RECORDS SHOWN:

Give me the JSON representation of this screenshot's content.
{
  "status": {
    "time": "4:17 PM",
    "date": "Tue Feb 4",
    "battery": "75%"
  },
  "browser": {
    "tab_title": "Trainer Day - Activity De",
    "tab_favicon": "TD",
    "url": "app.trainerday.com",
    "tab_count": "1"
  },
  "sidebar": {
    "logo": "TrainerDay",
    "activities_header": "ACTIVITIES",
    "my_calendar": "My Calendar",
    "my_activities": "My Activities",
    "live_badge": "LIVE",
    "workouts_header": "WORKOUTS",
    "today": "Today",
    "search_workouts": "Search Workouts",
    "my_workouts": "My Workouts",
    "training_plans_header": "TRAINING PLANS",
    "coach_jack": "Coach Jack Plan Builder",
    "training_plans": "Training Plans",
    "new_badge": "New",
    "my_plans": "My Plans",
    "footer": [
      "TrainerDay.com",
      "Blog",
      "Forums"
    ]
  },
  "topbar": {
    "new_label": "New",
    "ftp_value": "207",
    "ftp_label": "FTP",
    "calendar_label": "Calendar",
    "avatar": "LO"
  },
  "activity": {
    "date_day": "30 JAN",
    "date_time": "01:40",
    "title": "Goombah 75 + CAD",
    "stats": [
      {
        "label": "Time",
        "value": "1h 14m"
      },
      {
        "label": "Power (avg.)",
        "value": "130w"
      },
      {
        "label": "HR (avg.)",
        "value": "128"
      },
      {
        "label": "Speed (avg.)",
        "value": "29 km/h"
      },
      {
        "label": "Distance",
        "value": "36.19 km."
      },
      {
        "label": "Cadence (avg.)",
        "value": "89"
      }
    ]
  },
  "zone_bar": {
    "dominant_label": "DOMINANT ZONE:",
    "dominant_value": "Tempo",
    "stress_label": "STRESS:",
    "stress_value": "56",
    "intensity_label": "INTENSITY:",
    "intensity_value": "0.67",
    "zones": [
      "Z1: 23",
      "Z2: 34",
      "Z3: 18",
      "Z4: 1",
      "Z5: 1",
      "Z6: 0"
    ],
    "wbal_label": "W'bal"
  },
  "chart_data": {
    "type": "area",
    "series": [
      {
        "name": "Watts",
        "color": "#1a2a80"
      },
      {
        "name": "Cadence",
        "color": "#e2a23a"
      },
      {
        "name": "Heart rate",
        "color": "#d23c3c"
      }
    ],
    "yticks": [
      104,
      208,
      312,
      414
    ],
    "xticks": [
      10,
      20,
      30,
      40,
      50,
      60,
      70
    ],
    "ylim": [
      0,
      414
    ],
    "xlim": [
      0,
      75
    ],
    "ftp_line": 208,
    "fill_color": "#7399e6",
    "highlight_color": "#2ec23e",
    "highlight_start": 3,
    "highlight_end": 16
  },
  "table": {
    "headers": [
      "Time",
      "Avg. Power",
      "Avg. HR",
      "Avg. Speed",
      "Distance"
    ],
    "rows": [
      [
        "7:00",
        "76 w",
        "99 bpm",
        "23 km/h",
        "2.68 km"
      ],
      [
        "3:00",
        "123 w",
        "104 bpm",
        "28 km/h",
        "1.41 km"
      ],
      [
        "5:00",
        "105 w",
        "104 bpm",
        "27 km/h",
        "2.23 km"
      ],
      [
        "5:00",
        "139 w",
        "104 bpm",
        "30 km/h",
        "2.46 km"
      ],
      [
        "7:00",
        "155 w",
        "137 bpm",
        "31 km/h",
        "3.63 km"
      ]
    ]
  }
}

WHAT THE EXERCISE ASKS:
Check every line of the material for the string "name" and give the number of lines that have it, without anything else.

WORKED SOLUTION:
3